**Your instructions**: Gather up the lines with the word "услуг" in them.

**Material for this exercise**:

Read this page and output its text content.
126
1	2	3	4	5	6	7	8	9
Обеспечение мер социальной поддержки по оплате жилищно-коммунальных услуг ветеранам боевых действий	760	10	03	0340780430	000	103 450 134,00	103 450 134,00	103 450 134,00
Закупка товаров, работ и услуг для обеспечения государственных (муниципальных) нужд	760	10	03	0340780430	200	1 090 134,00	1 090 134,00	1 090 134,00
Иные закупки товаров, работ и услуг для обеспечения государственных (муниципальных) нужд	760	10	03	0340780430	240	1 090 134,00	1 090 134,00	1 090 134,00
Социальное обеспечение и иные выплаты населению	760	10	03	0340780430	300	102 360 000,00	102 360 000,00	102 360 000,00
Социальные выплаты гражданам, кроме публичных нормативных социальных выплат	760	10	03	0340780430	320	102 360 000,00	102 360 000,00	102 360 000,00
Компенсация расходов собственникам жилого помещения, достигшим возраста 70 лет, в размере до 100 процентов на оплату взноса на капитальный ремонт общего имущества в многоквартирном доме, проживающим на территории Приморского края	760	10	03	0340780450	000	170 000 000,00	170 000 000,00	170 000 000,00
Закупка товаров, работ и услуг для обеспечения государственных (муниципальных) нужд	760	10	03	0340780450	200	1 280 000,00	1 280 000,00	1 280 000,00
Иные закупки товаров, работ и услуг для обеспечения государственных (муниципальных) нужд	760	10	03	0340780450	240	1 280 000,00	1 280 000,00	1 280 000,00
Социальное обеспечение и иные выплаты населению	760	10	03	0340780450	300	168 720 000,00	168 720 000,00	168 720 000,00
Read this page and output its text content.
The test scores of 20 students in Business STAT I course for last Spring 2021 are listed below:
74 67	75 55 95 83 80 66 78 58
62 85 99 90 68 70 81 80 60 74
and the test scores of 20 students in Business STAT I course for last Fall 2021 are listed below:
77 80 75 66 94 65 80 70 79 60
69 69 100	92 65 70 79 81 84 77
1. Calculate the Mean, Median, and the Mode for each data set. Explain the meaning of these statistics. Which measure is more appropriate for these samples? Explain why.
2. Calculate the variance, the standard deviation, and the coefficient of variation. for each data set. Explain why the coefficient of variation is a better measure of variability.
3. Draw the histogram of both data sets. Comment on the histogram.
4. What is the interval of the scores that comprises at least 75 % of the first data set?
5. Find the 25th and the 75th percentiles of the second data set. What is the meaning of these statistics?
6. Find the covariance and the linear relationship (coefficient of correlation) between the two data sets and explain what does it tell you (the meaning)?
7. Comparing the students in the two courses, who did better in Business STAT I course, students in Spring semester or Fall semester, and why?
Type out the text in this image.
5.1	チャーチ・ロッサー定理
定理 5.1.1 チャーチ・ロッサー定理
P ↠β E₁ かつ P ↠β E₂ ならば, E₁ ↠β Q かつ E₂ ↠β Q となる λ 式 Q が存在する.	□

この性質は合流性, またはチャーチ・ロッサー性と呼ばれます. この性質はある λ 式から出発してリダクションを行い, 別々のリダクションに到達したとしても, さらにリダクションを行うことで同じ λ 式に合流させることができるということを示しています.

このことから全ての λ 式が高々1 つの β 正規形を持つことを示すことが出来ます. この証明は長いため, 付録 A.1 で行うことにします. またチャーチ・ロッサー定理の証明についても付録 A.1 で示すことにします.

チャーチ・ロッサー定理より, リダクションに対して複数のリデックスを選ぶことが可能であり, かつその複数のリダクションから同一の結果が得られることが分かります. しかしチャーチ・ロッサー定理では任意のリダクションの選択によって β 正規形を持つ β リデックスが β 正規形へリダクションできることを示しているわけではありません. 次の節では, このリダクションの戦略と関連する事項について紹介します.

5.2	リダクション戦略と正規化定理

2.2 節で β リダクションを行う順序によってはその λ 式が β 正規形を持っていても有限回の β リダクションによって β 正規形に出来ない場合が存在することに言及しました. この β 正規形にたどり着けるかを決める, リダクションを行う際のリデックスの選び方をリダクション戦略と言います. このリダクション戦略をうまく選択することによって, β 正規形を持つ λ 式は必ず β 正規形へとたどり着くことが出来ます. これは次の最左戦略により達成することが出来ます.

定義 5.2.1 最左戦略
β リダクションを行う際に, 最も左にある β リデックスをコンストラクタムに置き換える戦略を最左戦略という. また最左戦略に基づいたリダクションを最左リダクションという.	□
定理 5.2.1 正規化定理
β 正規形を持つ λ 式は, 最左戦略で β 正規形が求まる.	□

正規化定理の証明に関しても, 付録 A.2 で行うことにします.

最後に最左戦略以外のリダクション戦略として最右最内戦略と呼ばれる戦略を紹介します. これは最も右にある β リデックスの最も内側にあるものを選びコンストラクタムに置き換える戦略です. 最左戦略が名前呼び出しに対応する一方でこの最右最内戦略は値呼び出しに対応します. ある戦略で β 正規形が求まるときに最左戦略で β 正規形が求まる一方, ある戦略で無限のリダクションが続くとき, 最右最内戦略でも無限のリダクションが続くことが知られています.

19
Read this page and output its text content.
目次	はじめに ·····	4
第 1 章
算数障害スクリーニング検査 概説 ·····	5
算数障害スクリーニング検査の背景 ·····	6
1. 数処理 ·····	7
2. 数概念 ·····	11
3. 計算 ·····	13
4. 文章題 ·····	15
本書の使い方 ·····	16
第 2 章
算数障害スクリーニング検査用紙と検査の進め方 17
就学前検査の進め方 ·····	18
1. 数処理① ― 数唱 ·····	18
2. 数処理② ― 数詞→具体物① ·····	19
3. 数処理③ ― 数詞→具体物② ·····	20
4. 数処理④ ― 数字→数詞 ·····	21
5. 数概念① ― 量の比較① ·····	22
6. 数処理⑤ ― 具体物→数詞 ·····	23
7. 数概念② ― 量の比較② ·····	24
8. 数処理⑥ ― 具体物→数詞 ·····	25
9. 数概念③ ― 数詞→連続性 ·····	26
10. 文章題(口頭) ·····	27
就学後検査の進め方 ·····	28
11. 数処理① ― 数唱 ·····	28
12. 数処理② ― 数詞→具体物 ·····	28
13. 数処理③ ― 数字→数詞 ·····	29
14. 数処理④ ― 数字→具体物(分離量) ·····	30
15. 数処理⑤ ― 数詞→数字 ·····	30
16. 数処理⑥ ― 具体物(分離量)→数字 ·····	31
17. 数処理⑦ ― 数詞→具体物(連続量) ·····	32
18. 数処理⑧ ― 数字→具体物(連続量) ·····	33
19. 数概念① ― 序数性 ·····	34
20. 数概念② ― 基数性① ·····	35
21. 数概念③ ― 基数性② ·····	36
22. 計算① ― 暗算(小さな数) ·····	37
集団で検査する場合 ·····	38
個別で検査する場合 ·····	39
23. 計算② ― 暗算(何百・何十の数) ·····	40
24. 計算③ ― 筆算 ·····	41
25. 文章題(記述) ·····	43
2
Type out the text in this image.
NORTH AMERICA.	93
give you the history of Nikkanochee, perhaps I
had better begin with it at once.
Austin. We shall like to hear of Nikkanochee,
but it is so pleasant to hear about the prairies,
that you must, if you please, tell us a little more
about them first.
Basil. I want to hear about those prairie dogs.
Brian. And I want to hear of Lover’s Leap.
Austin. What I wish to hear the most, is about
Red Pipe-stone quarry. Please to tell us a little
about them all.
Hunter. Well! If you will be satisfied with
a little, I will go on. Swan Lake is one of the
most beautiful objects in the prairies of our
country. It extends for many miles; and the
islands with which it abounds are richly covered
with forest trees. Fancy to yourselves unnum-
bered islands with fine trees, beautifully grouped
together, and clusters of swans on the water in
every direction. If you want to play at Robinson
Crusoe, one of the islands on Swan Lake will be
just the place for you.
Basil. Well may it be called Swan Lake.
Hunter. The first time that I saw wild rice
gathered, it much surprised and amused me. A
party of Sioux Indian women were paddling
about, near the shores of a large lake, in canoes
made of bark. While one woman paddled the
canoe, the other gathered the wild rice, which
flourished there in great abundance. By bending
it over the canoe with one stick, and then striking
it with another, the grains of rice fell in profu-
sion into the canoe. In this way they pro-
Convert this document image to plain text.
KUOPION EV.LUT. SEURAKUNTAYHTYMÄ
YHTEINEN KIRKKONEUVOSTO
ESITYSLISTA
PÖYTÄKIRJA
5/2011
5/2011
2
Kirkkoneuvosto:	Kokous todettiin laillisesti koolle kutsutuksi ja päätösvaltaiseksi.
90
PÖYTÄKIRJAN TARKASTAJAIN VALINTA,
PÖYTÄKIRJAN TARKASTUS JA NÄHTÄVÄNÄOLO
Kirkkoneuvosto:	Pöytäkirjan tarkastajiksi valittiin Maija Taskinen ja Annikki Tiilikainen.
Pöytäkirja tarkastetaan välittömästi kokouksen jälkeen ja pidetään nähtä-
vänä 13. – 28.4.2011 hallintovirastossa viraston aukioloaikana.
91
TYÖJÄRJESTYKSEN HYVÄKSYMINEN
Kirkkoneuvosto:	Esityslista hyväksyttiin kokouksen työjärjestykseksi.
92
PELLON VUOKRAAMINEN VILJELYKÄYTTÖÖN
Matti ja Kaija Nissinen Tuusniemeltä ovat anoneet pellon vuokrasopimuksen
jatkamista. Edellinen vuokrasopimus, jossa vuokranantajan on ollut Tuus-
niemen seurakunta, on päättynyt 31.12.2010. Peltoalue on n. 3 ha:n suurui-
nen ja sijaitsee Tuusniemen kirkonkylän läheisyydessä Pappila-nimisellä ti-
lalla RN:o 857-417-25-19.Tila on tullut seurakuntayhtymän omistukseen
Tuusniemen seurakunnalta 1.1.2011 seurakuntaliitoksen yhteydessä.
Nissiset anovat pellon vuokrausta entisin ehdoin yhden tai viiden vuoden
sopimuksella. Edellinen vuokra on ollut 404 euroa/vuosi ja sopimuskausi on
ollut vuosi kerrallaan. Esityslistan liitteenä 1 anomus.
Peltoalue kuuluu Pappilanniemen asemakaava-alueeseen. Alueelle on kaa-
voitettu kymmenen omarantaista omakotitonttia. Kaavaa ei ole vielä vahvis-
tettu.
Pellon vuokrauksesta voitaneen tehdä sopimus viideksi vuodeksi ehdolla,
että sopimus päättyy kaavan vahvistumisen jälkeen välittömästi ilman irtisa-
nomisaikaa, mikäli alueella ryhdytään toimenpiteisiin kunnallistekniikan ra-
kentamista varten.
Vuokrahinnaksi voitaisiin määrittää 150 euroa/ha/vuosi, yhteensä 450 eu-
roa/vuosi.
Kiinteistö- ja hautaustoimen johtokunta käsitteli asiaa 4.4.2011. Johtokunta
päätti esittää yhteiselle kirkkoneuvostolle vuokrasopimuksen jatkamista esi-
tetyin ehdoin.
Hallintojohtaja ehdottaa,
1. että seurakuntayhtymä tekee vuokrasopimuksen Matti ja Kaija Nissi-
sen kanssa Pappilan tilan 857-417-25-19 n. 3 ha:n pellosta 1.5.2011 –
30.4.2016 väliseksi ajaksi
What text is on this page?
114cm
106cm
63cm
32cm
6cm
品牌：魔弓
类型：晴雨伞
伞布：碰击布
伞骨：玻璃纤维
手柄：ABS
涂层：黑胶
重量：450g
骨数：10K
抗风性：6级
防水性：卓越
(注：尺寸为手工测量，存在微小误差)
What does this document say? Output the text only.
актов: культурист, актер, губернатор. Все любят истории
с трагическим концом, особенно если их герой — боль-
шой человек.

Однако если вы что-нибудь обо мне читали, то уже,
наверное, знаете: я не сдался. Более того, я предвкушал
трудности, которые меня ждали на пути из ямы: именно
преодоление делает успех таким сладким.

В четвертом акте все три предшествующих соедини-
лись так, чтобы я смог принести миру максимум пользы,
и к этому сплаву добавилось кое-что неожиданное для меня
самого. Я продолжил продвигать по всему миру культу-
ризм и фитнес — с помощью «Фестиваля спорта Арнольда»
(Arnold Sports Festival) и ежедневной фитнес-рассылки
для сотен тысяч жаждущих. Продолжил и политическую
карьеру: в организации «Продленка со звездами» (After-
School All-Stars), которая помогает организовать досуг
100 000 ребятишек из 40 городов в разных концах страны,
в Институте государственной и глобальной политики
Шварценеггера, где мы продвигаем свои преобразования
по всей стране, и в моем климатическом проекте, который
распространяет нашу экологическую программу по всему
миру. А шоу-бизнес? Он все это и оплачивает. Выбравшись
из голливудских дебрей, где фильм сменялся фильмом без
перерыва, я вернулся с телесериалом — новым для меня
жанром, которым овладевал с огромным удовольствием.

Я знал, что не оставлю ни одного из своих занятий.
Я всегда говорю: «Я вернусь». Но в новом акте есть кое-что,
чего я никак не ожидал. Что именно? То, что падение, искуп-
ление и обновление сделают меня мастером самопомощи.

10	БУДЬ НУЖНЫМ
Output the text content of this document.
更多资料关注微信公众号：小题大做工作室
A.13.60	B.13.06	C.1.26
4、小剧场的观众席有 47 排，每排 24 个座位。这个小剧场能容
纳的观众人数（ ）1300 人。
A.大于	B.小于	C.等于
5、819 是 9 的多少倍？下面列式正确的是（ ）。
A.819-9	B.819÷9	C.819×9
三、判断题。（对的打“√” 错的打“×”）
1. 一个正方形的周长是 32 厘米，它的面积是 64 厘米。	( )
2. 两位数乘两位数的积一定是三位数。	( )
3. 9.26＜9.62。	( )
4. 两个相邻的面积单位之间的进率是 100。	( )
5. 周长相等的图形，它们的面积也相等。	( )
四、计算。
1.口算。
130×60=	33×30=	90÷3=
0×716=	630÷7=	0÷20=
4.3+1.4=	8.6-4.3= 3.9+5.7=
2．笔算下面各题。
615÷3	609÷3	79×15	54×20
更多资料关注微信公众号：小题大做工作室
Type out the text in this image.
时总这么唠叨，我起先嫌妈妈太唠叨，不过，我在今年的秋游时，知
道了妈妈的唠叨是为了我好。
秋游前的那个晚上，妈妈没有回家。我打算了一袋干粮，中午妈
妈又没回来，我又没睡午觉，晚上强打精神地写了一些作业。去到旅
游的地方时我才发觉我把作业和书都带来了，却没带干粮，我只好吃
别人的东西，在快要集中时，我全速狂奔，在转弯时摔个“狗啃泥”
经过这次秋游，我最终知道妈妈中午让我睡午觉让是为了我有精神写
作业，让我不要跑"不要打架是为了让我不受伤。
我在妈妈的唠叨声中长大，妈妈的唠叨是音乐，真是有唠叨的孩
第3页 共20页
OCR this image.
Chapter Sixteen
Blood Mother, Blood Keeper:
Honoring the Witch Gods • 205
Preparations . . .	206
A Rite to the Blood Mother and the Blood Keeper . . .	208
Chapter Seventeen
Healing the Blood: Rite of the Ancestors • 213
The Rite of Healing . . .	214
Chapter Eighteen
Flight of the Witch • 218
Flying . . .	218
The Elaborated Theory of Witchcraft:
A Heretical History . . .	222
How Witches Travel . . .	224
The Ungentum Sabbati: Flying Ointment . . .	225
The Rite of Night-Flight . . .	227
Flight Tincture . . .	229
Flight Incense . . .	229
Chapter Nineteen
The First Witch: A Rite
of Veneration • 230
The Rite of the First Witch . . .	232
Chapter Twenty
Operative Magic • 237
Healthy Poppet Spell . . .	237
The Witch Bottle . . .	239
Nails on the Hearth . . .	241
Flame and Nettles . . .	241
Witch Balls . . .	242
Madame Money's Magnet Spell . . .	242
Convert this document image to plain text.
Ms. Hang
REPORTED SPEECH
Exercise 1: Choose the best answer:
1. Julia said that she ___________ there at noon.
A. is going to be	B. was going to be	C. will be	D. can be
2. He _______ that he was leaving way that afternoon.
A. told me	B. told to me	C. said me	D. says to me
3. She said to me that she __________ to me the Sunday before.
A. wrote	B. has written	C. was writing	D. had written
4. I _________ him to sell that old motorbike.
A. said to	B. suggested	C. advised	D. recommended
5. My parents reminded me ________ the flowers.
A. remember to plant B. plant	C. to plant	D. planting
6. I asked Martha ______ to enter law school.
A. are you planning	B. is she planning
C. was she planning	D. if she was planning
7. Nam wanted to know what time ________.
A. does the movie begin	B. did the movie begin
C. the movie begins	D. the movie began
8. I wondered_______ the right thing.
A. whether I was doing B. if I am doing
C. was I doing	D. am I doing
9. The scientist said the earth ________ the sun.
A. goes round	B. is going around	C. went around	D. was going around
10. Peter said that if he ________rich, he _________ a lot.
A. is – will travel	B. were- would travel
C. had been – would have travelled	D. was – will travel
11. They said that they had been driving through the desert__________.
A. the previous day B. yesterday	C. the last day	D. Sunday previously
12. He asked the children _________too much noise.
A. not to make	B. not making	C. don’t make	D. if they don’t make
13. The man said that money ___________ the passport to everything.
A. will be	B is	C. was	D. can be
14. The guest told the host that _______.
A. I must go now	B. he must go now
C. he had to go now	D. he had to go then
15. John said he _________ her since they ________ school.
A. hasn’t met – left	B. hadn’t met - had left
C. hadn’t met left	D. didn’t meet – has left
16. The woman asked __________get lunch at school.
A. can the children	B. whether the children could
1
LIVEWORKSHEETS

**Problem solution**:
Обеспечение мер социальной поддержки по оплате жилищно-коммунальных услуг ветеранам боевых действий	760	10	03	0340780430	000	103 450 134,00	103 450 134,00	103 450 134,00
Закупка товаров, работ и услуг для обеспечения государственных (муниципальных) нужд	760	10	03	0340780430	200	1 090 134,00	1 090 134,00	1 090 134,00
Иные закупки товаров, работ и услуг для обеспечения государственных (муниципальных) нужд	760	10	03	0340780430	240	1 090 134,00	1 090 134,00	1 090 134,00
Закупка товаров, работ и услуг для обеспечения государственных (муниципальных) нужд	760	10	03	0340780450	200	1 280 000,00	1 280 000,00	1 280 000,00
Иные закупки товаров, работ и услуг для обеспечения государственных (муниципальных) нужд	760	10	03	0340780450	240	1 280 000,00	1 280 000,00	1 280 000,00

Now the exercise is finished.